__The exercise__
Omit the pictures, please, and give each record below again exactly.

※

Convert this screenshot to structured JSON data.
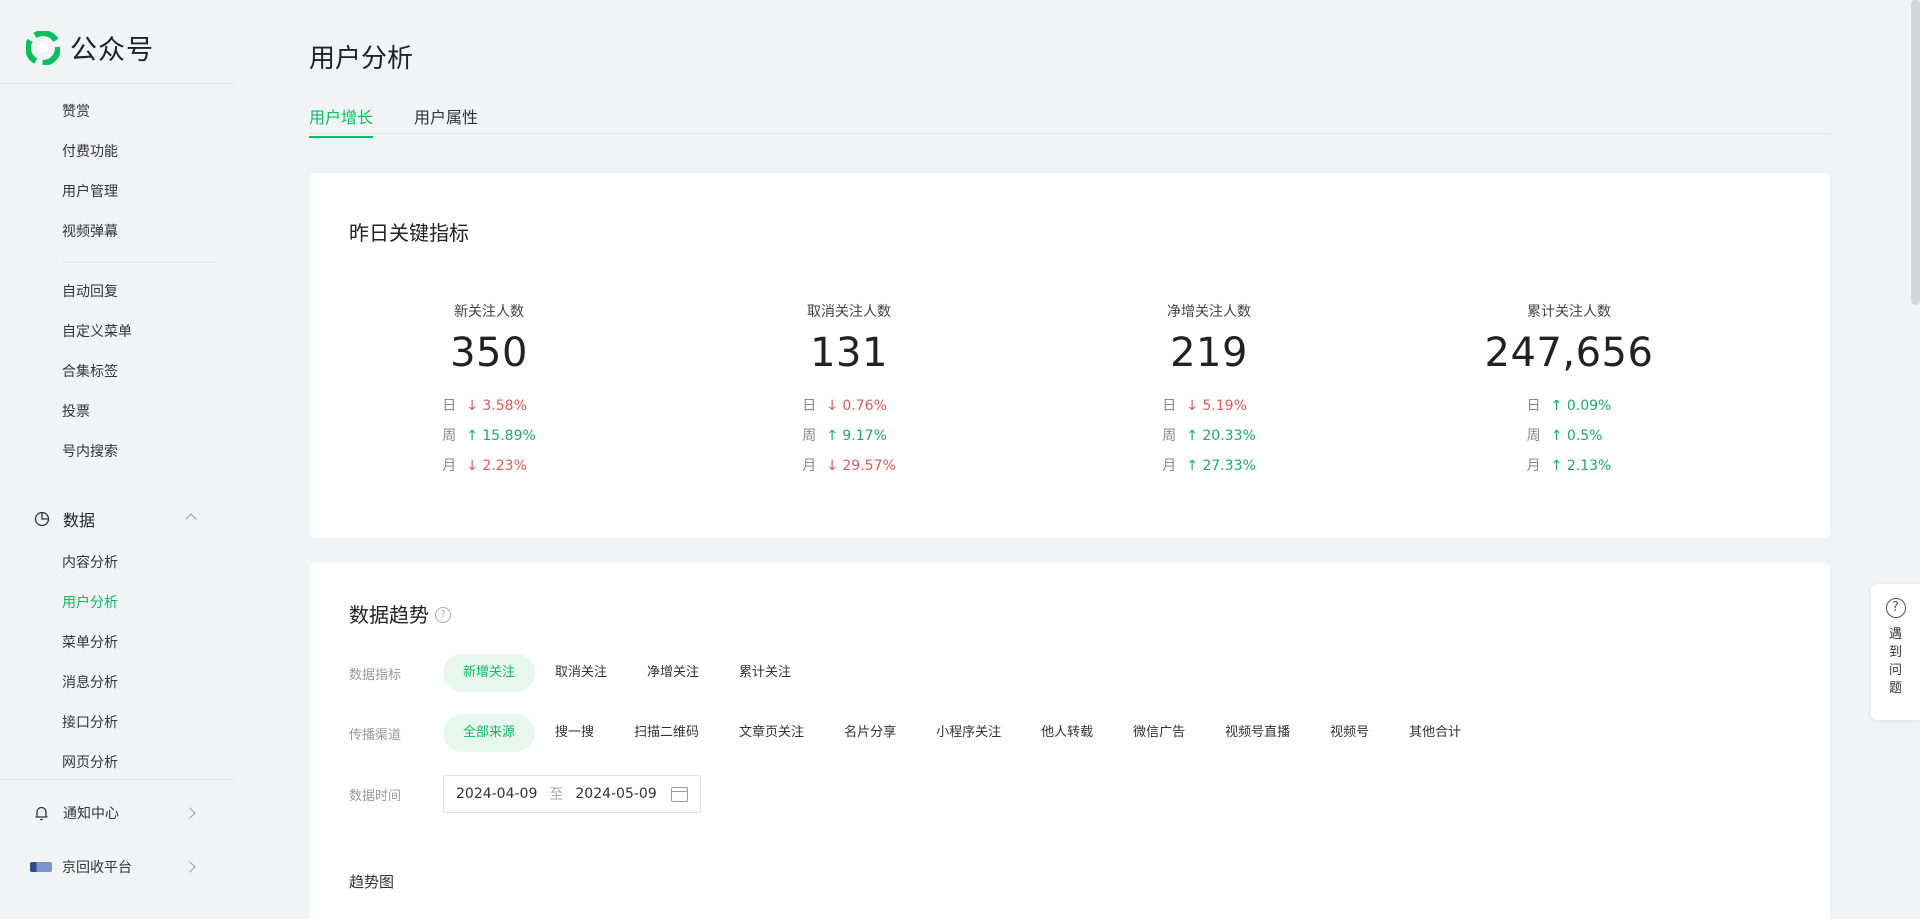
{
  "app": {
    "logo_text": "公众号"
  },
  "sidebar": {
    "items_top": [
      "赞赏",
      "付费功能",
      "用户管理",
      "视频弹幕"
    ],
    "items_mid": [
      "自动回复",
      "自定义菜单",
      "合集标签",
      "投票",
      "号内搜索"
    ],
    "data_group": {
      "label": "数据"
    },
    "data_items": [
      "内容分析",
      "用户分析",
      "菜单分析",
      "消息分析",
      "接口分析",
      "网页分析"
    ],
    "notify": {
      "label": "通知中心"
    },
    "account": {
      "label": "京回收平台"
    }
  },
  "main": {
    "title": "用户分析",
    "tabs": [
      {
        "label": "用户增长"
      },
      {
        "label": "用户属性"
      }
    ],
    "key_metrics": {
      "title": "昨日关键指标",
      "metrics": [
        {
          "label": "新关注人数",
          "value": "350",
          "changes": [
            {
              "period": "日",
              "dir": "down",
              "text": "↓ 3.58%"
            },
            {
              "period": "周",
              "dir": "up",
              "text": "↑ 15.89%"
            },
            {
              "period": "月",
              "dir": "down",
              "text": "↓ 2.23%"
            }
          ]
        },
        {
          "label": "取消关注人数",
          "value": "131",
          "changes": [
            {
              "period": "日",
              "dir": "down",
              "text": "↓ 0.76%"
            },
            {
              "period": "周",
              "dir": "up",
              "text": "↑ 9.17%"
            },
            {
              "period": "月",
              "dir": "down",
              "text": "↓ 29.57%"
            }
          ]
        },
        {
          "label": "净增关注人数",
          "value": "219",
          "changes": [
            {
              "period": "日",
              "dir": "down",
              "text": "↓ 5.19%"
            },
            {
              "period": "周",
              "dir": "up",
              "text": "↑ 20.33%"
            },
            {
              "period": "月",
              "dir": "up",
              "text": "↑ 27.33%"
            }
          ]
        },
        {
          "label": "累计关注人数",
          "value": "247,656",
          "changes": [
            {
              "period": "日",
              "dir": "up",
              "text": "↑ 0.09%"
            },
            {
              "period": "周",
              "dir": "up",
              "text": "↑ 0.5%"
            },
            {
              "period": "月",
              "dir": "up",
              "text": "↑ 2.13%"
            }
          ]
        }
      ]
    },
    "trend": {
      "title": "数据趋势",
      "metric_label": "数据指标",
      "metric_options": [
        "新增关注",
        "取消关注",
        "净增关注",
        "累计关注"
      ],
      "channel_label": "传播渠道",
      "channel_options": [
        "全部来源",
        "搜一搜",
        "扫描二维码",
        "文章页关注",
        "名片分享",
        "小程序关注",
        "他人转载",
        "微信广告",
        "视频号直播",
        "视频号",
        "其他合计"
      ],
      "time_label": "数据时间",
      "date_start": "2024-04-09",
      "date_sep": "至",
      "date_end": "2024-05-09",
      "chart_title": "趋势图"
    }
  },
  "float_help": {
    "text": "遇到问题"
  },
  "colors": {
    "accent": "#07c160",
    "down": "#e05a5a",
    "up": "#1aad6a"
  }
}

※

__Exercise result__
Convert this screenshot to structured JSON data.
{
  "app": {
    "logo_text": "公众号"
  },
  "sidebar": {
    "items_top": [
      "赞赏",
      "付费功能",
      "用户管理",
      "视频弹幕"
    ],
    "items_mid": [
      "自动回复",
      "自定义菜单",
      "合集标签",
      "投票",
      "号内搜索"
    ],
    "data_group": {
      "label": "数据"
    },
    "data_items": [
      "内容分析",
      "用户分析",
      "菜单分析",
      "消息分析",
      "接口分析",
      "网页分析"
    ],
    "notify": {
      "label": "通知中心"
    },
    "account": {
      "label": "京回收平台"
    }
  },
  "main": {
    "title": "用户分析",
    "tabs": [
      {
        "label": "用户增长"
      },
      {
        "label": "用户属性"
      }
    ],
    "key_metrics": {
      "title": "昨日关键指标",
      "metrics": [
        {
          "label": "新关注人数",
          "value": "350",
          "changes": [
            {
              "period": "日",
              "dir": "down",
              "text": "↓ 3.58%"
            },
            {
              "period": "周",
              "dir": "up",
              "text": "↑ 15.89%"
            },
            {
              "period": "月",
              "dir": "down",
              "text": "↓ 2.23%"
            }
          ]
        },
        {
          "label": "取消关注人数",
          "value": "131",
          "changes": [
            {
              "period": "日",
              "dir": "down",
              "text": "↓ 0.76%"
            },
            {
              "period": "周",
              "dir": "up",
              "text": "↑ 9.17%"
            },
            {
              "period": "月",
              "dir": "down",
              "text": "↓ 29.57%"
            }
          ]
        },
        {
          "label": "净增关注人数",
          "value": "219",
          "changes": [
            {
              "period": "日",
              "dir": "down",
              "text": "↓ 5.19%"
            },
            {
              "period": "周",
              "dir": "up",
              "text": "↑ 20.33%"
            },
            {
              "period": "月",
              "dir": "up",
              "text": "↑ 27.33%"
            }
          ]
        },
        {
          "label": "累计关注人数",
          "value": "247,656",
          "changes": [
            {
              "period": "日",
              "dir": "up",
              "text": "↑ 0.09%"
            },
            {
              "period": "周",
              "dir": "up",
              "text": "↑ 0.5%"
            },
            {
              "period": "月",
              "dir": "up",
              "text": "↑ 2.13%"
            }
          ]
        }
      ]
    },
    "trend": {
      "title": "数据趋势",
      "metric_label": "数据指标",
      "metric_options": [
        "新增关注",
        "取消关注",
        "净增关注",
        "累计关注"
      ],
      "channel_label": "传播渠道",
      "channel_options": [
        "全部来源",
        "搜一搜",
        "扫描二维码",
        "文章页关注",
        "名片分享",
        "小程序关注",
        "他人转载",
        "微信广告",
        "视频号直播",
        "视频号",
        "其他合计"
      ],
      "time_label": "数据时间",
      "date_start": "2024-04-09",
      "date_sep": "至",
      "date_end": "2024-05-09",
      "chart_title": "趋势图"
    }
  },
  "float_help": {
    "text": "遇到问题"
  },
  "colors": {
    "accent": "#07c160",
    "down": "#e05a5a",
    "up": "#1aad6a"
  }
}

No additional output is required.